EXERCISE OBJECTIVE —
Copy out all the entries word for word.

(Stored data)
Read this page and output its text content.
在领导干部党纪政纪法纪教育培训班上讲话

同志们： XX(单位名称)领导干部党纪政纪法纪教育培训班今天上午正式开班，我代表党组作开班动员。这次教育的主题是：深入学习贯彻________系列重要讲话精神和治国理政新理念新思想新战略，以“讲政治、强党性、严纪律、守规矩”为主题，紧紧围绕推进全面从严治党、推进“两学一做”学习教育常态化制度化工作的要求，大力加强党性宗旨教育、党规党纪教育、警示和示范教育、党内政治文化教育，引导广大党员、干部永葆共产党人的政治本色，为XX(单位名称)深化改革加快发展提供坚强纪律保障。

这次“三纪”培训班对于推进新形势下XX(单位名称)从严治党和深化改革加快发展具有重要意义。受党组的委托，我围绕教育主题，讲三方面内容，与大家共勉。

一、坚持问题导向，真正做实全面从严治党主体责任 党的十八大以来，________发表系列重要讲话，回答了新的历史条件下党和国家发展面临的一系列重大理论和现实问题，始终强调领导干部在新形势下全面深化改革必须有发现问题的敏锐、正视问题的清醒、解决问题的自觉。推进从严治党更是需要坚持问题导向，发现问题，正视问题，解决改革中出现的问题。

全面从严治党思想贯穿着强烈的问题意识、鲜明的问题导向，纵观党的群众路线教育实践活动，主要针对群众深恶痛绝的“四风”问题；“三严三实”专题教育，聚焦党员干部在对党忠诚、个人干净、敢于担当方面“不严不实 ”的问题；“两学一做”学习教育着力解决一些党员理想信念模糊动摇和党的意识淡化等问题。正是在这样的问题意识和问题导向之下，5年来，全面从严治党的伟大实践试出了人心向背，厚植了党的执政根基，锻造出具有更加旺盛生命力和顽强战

RESPONSE TO THIS EXERCISE —
Read this page and output its text content.
在领导干部党纪政纪法纪教育培训班上讲话

同志们： XX(单位名称)领导干部党纪政纪法纪教育培训班今天上午正式开班，我代表党组作开班动员。这次教育的主题是：深入学习贯彻________系列重要讲话精神和治国理政新理念新思想新战略，以“讲政治、强党性、严纪律、守规矩”为主题，紧紧围绕推进全面从严治党、推进“两学一做”学习教育常态化制度化工作的要求，大力加强党性宗旨教育、党规党纪教育、警示和示范教育、党内政治文化教育，引导广大党员、干部永葆共产党人的政治本色，为XX(单位名称)深化改革加快发展提供坚强纪律保障。

这次“三纪”培训班对于推进新形势下XX(单位名称)从严治党和深化改革加快发展具有重要意义。受党组的委托，我围绕教育主题，讲三方面内容，与大家共勉。

一、坚持问题导向，真正做实全面从严治党主体责任 党的十八大以来，________发表系列重要讲话，回答了新的历史条件下党和国家发展面临的一系列重大理论和现实问题，始终强调领导干部在新形势下全面深化改革必须有发现问题的敏锐、正视问题的清醒、解决问题的自觉。推进从严治党更是需要坚持问题导向，发现问题，正视问题，解决改革中出现的问题。

全面从严治党思想贯穿着强烈的问题意识、鲜明的问题导向，纵观党的群众路线教育实践活动，主要针对群众深恶痛绝的“四风”问题；“三严三实”专题教育，聚焦党员干部在对党忠诚、个人干净、敢于担当方面“不严不实 ”的问题；“两学一做”学习教育着力解决一些党员理想信念模糊动摇和党的意识淡化等问题。正是在这样的问题意识和问题导向之下，5年来，全面从严治党的伟大实践试出了人心向背，厚植了党的执政根基，锻造出具有更加旺盛生命力和顽强战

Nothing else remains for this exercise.